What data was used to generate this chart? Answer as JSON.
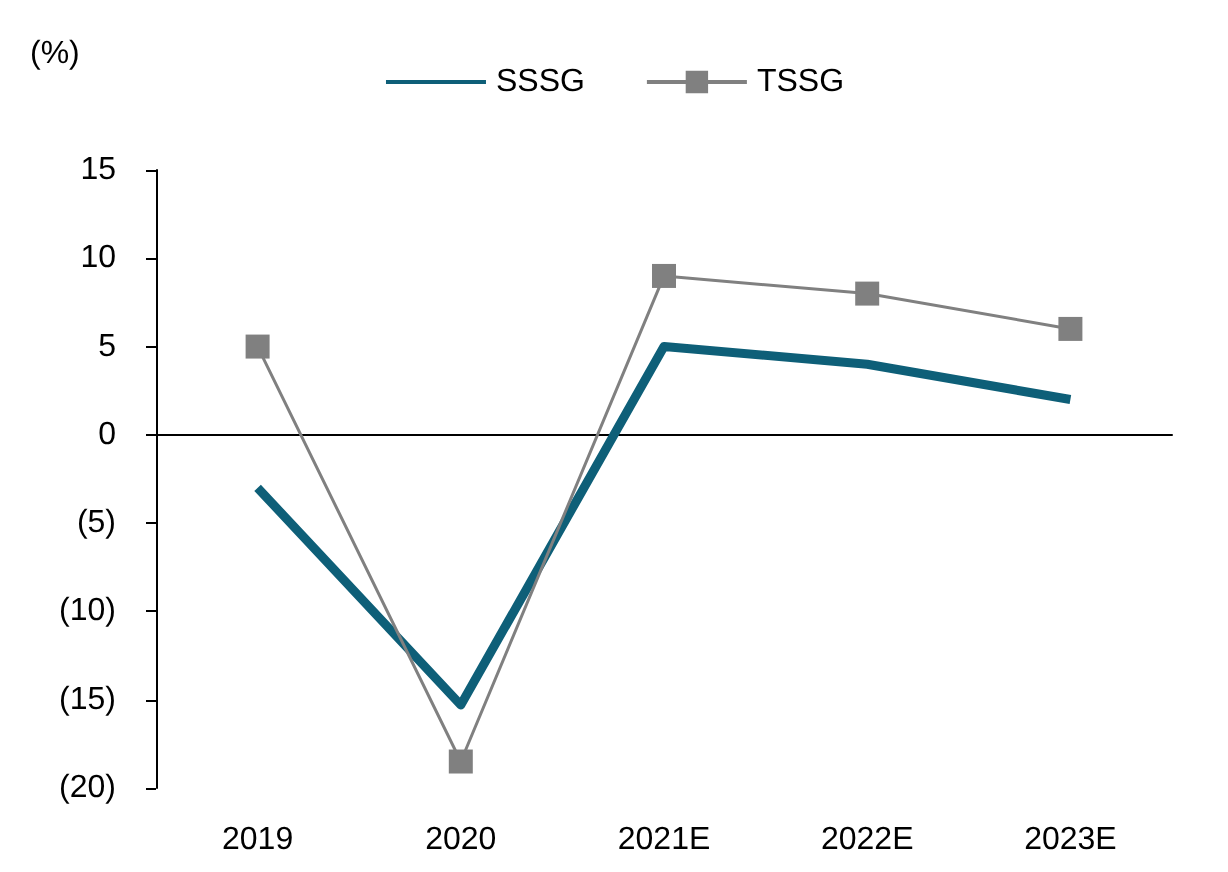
{
  "chart_data": {
    "type": "line",
    "ylabel": "(%)",
    "categories": [
      "2019",
      "2020",
      "2021E",
      "2022E",
      "2023E"
    ],
    "series": [
      {
        "name": "SSSG",
        "color": "#0e5f78",
        "values": [
          -3,
          -15.3,
          5,
          4,
          2
        ],
        "marker": "none"
      },
      {
        "name": "TSSG",
        "color": "#808080",
        "values": [
          5,
          -18.5,
          9,
          8,
          6
        ],
        "marker": "square"
      }
    ],
    "ylim": [
      -20,
      15
    ],
    "yticks": [
      {
        "value": -20,
        "label": "(20)"
      },
      {
        "value": -15,
        "label": "(15)"
      },
      {
        "value": -10,
        "label": "(10)"
      },
      {
        "value": -5,
        "label": "(5)"
      },
      0,
      5,
      10,
      15
    ],
    "legend": "top"
  }
}
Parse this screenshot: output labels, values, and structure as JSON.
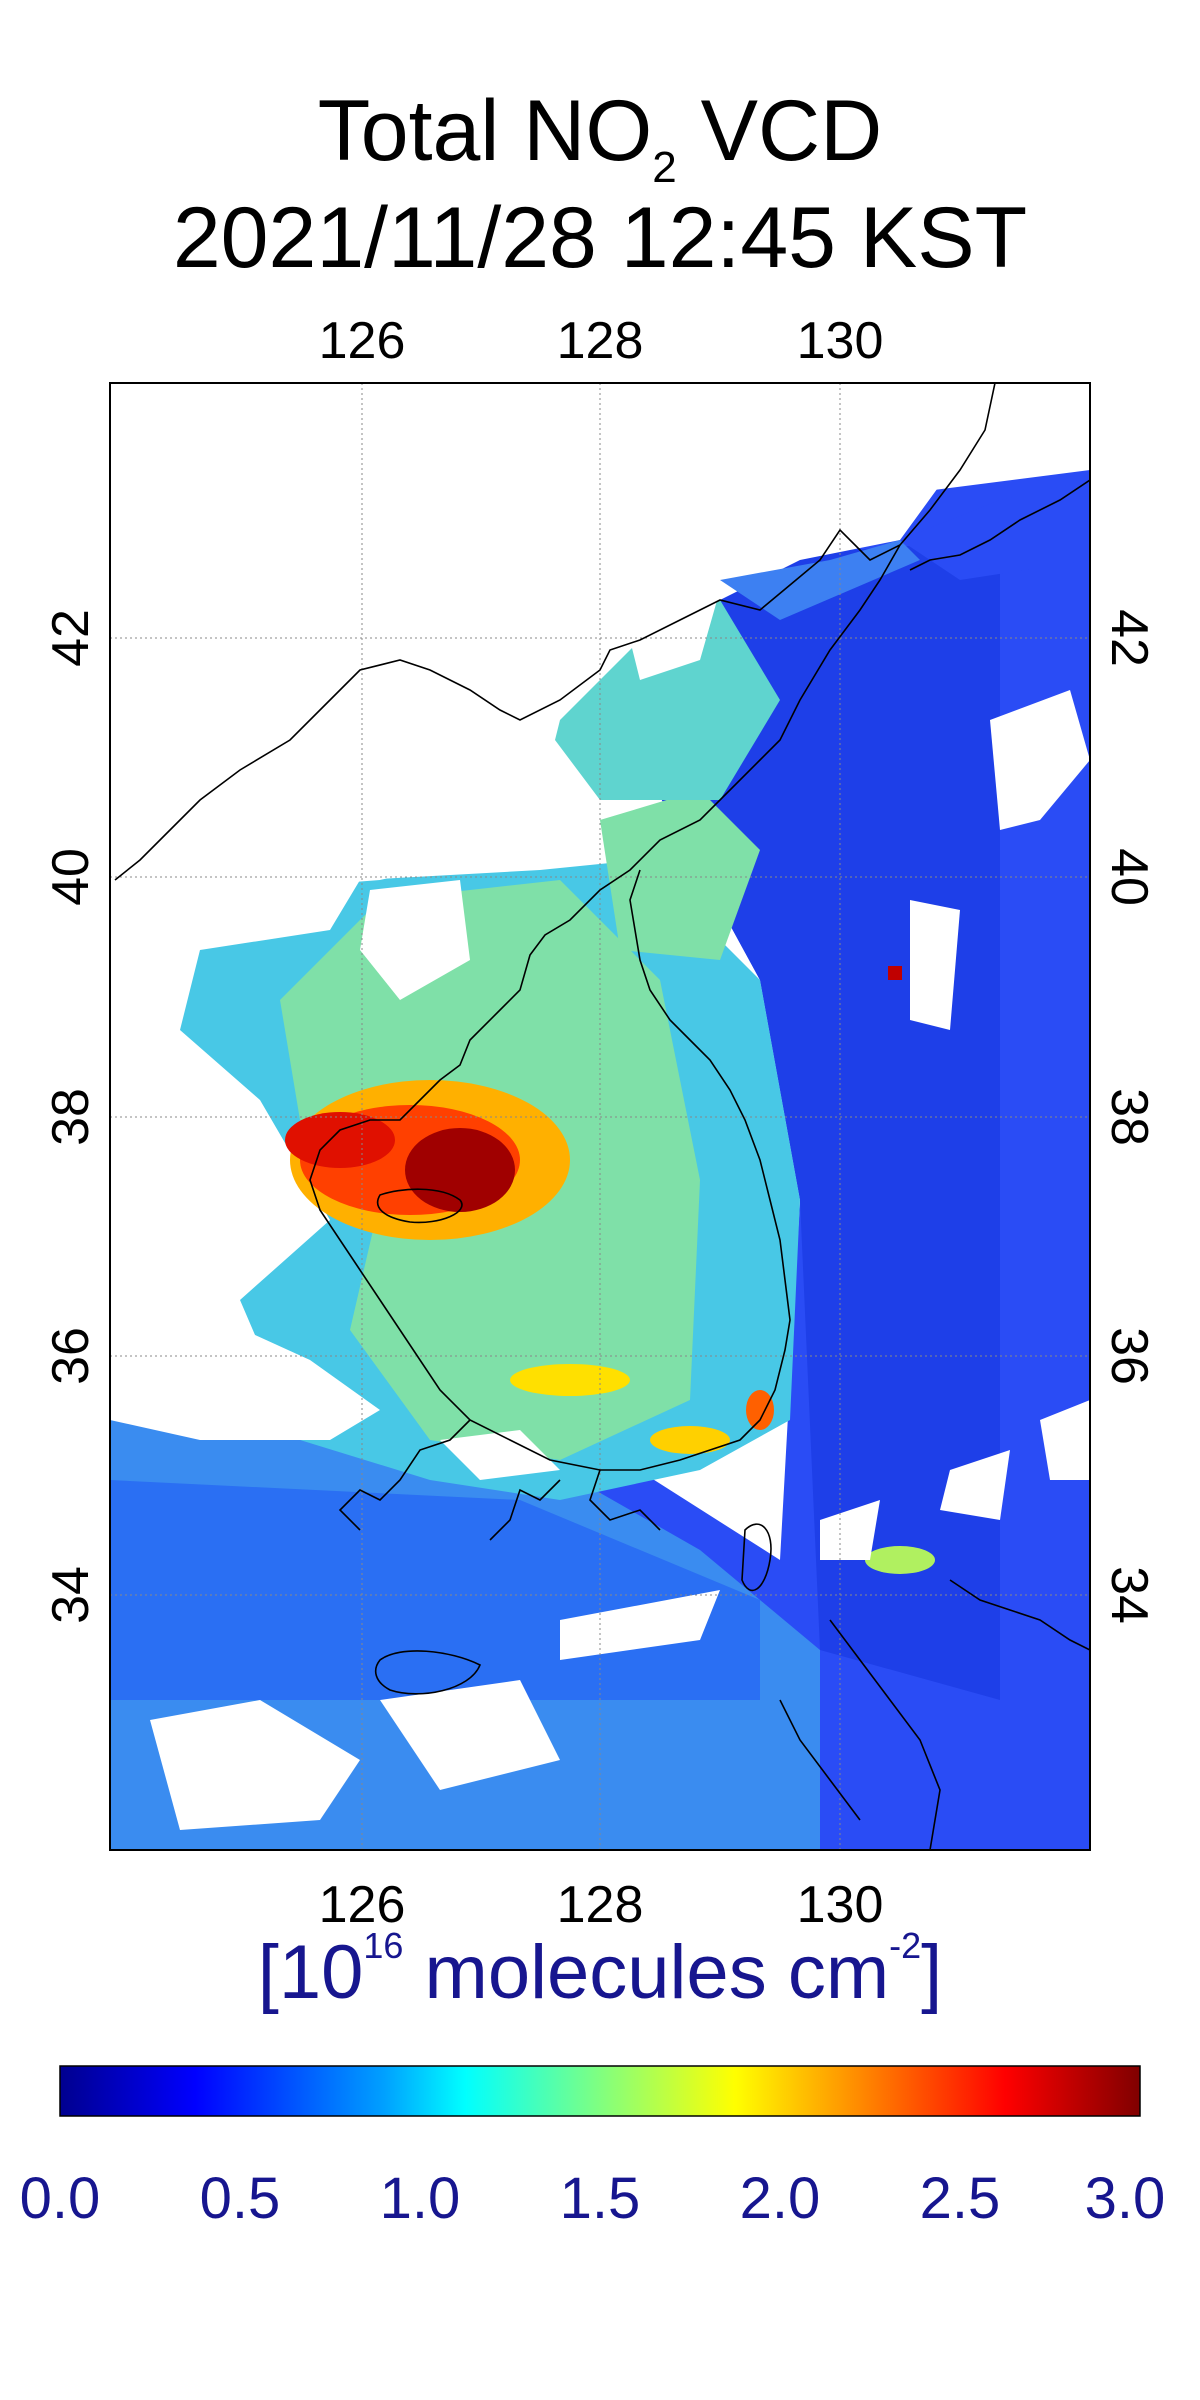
{
  "title": {
    "line1_pre": "Total NO",
    "line1_sub": "2",
    "line1_post": " VCD",
    "line2": "2021/11/28 12:45 KST"
  },
  "map": {
    "lon_ticks": [
      "126",
      "128",
      "130"
    ],
    "lat_ticks": [
      "34",
      "36",
      "38",
      "40",
      "42"
    ],
    "lon_range": [
      124,
      132.2
    ],
    "lat_range": [
      32,
      44.2
    ],
    "gridlines": true
  },
  "colorbar": {
    "unit_pre": "[10",
    "unit_exp": "16",
    "unit_mid": " molecules cm",
    "unit_exp2": "-2",
    "unit_post": "]",
    "ticks": [
      "0.0",
      "0.5",
      "1.0",
      "1.5",
      "2.0",
      "2.5",
      "3.0"
    ],
    "range": [
      0,
      3
    ],
    "colors": [
      "#00008f",
      "#0000ff",
      "#00a0ff",
      "#00ffff",
      "#80ff80",
      "#ffff00",
      "#ff8000",
      "#ff0000",
      "#800000"
    ]
  }
}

- Exercise prompt
Quote the material exactly. Pictures stay out.

- Reply
What data was used to generate this chart? Answer as JSON.
{
  "chart_data": {
    "type": "line",
    "ylabel": "(%)",
    "categories": [
      "2019",
      "2020",
      "2021E",
      "2022E",
      "2023E"
    ],
    "series": [
      {
        "name": "SSSG",
        "color": "#0e5f78",
        "values": [
          -3,
          -15.3,
          5,
          4,
          2
        ],
        "marker": "none"
      },
      {
        "name": "TSSG",
        "color": "#808080",
        "values": [
          5,
          -18.5,
          9,
          8,
          6
        ],
        "marker": "square"
      }
    ],
    "ylim": [
      -20,
      15
    ],
    "yticks": [
      {
        "value": -20,
        "label": "(20)"
      },
      {
        "value": -15,
        "label": "(15)"
      },
      {
        "value": -10,
        "label": "(10)"
      },
      {
        "value": -5,
        "label": "(5)"
      },
      0,
      5,
      10,
      15
    ],
    "legend": "top"
  }
}
Parse this screenshot: output labels, values, and structure as JSON.
{
  "title": {
    "line1_pre": "Total NO",
    "line1_sub": "2",
    "line1_post": " VCD",
    "line2": "2021/11/28 12:45 KST"
  },
  "map": {
    "lon_ticks": [
      "126",
      "128",
      "130"
    ],
    "lat_ticks": [
      "34",
      "36",
      "38",
      "40",
      "42"
    ],
    "lon_range": [
      124,
      132.2
    ],
    "lat_range": [
      32,
      44.2
    ],
    "gridlines": true
  },
  "colorbar": {
    "unit_pre": "[10",
    "unit_exp": "16",
    "unit_mid": " molecules cm",
    "unit_exp2": "-2",
    "unit_post": "]",
    "ticks": [
      "0.0",
      "0.5",
      "1.0",
      "1.5",
      "2.0",
      "2.5",
      "3.0"
    ],
    "range": [
      0,
      3
    ],
    "colors": [
      "#00008f",
      "#0000ff",
      "#00a0ff",
      "#00ffff",
      "#80ff80",
      "#ffff00",
      "#ff8000",
      "#ff0000",
      "#800000"
    ]
  }
}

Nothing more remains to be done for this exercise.